Aim:
Every entry should be repeated exactly. Omit the pictures.
# # #
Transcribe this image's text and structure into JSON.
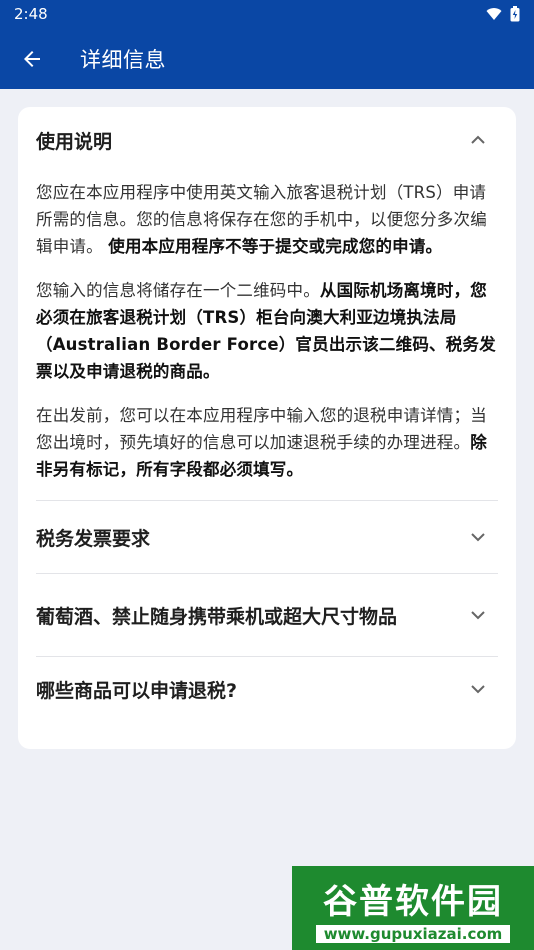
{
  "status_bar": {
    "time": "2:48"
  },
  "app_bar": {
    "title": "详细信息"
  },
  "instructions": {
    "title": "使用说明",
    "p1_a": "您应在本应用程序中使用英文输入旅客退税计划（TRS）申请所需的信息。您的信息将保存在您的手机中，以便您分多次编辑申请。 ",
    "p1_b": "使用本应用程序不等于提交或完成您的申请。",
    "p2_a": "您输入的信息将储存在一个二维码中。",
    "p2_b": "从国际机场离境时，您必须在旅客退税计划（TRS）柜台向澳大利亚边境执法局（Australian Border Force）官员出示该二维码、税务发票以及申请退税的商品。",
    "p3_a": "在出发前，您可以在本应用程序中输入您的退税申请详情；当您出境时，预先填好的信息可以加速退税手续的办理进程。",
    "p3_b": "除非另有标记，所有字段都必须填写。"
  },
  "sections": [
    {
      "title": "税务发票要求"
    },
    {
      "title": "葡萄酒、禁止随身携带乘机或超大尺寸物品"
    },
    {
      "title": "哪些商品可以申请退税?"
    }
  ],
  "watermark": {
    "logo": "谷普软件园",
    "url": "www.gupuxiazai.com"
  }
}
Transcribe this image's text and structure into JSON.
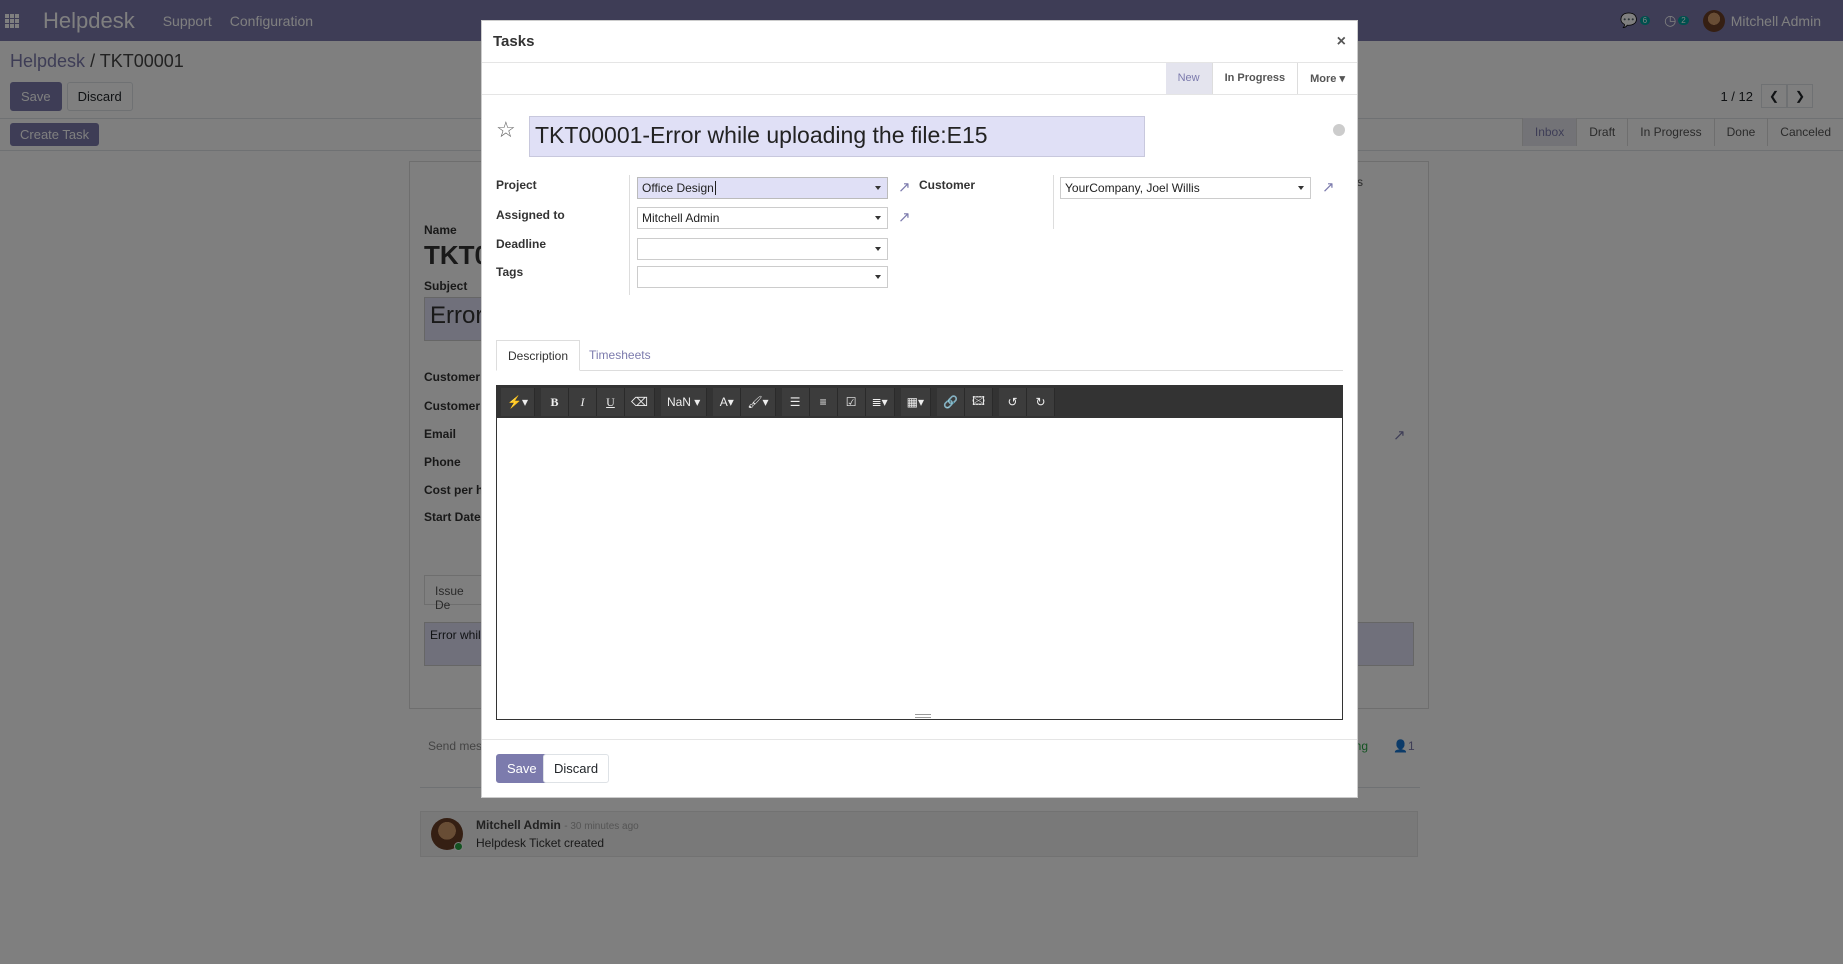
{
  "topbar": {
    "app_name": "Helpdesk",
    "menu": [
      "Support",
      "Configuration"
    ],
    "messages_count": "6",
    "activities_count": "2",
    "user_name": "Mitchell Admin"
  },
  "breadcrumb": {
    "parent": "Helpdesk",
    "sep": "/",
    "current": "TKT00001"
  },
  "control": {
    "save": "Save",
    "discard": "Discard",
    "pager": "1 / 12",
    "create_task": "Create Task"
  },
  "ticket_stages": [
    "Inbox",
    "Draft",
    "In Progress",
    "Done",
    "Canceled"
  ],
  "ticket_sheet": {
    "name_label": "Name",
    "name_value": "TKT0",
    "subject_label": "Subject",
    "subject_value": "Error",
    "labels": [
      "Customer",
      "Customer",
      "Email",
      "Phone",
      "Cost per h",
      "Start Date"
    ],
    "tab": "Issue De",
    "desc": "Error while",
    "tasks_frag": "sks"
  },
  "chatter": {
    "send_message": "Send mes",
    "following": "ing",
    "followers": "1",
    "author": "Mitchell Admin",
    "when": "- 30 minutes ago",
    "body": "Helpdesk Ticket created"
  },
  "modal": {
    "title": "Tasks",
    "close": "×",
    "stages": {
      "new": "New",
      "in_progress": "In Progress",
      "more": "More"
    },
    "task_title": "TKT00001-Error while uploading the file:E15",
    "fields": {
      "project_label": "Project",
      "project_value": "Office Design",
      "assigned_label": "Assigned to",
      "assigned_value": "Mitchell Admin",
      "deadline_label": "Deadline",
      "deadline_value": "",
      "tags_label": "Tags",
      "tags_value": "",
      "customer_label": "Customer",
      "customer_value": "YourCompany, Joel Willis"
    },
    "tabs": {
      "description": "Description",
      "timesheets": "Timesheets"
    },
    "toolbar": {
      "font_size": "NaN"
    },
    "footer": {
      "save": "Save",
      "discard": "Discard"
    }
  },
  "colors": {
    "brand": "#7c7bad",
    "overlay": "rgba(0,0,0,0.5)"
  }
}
# # #
Answer in full:
Transcribe this image's text and structure into JSON.
{
  "status_bar": {
    "time": "2:48"
  },
  "app_bar": {
    "title": "详细信息"
  },
  "instructions": {
    "title": "使用说明",
    "p1_a": "您应在本应用程序中使用英文输入旅客退税计划（TRS）申请所需的信息。您的信息将保存在您的手机中，以便您分多次编辑申请。 ",
    "p1_b": "使用本应用程序不等于提交或完成您的申请。",
    "p2_a": "您输入的信息将储存在一个二维码中。",
    "p2_b": "从国际机场离境时，您必须在旅客退税计划（TRS）柜台向澳大利亚边境执法局（Australian Border Force）官员出示该二维码、税务发票以及申请退税的商品。",
    "p3_a": "在出发前，您可以在本应用程序中输入您的退税申请详情；当您出境时，预先填好的信息可以加速退税手续的办理进程。",
    "p3_b": "除非另有标记，所有字段都必须填写。"
  },
  "sections": [
    {
      "title": "税务发票要求"
    },
    {
      "title": "葡萄酒、禁止随身携带乘机或超大尺寸物品"
    },
    {
      "title": "哪些商品可以申请退税?"
    }
  ],
  "watermark": {
    "logo": "谷普软件园",
    "url": "www.gupuxiazai.com"
  }
}
Transcribe this image's text and structure into JSON.
{
  "topbar": {
    "app_name": "Helpdesk",
    "menu": [
      "Support",
      "Configuration"
    ],
    "messages_count": "6",
    "activities_count": "2",
    "user_name": "Mitchell Admin"
  },
  "breadcrumb": {
    "parent": "Helpdesk",
    "sep": "/",
    "current": "TKT00001"
  },
  "control": {
    "save": "Save",
    "discard": "Discard",
    "pager": "1 / 12",
    "create_task": "Create Task"
  },
  "ticket_stages": [
    "Inbox",
    "Draft",
    "In Progress",
    "Done",
    "Canceled"
  ],
  "ticket_sheet": {
    "name_label": "Name",
    "name_value": "TKT0",
    "subject_label": "Subject",
    "subject_value": "Error",
    "labels": [
      "Customer",
      "Customer",
      "Email",
      "Phone",
      "Cost per h",
      "Start Date"
    ],
    "tab": "Issue De",
    "desc": "Error while",
    "tasks_frag": "sks"
  },
  "chatter": {
    "send_message": "Send mes",
    "following": "ing",
    "followers": "1",
    "author": "Mitchell Admin",
    "when": "- 30 minutes ago",
    "body": "Helpdesk Ticket created"
  },
  "modal": {
    "title": "Tasks",
    "close": "×",
    "stages": {
      "new": "New",
      "in_progress": "In Progress",
      "more": "More"
    },
    "task_title": "TKT00001-Error while uploading the file:E15",
    "fields": {
      "project_label": "Project",
      "project_value": "Office Design",
      "assigned_label": "Assigned to",
      "assigned_value": "Mitchell Admin",
      "deadline_label": "Deadline",
      "deadline_value": "",
      "tags_label": "Tags",
      "tags_value": "",
      "customer_label": "Customer",
      "customer_value": "YourCompany, Joel Willis"
    },
    "tabs": {
      "description": "Description",
      "timesheets": "Timesheets"
    },
    "toolbar": {
      "font_size": "NaN"
    },
    "footer": {
      "save": "Save",
      "discard": "Discard"
    }
  },
  "colors": {
    "brand": "#7c7bad",
    "overlay": "rgba(0,0,0,0.5)"
  }
}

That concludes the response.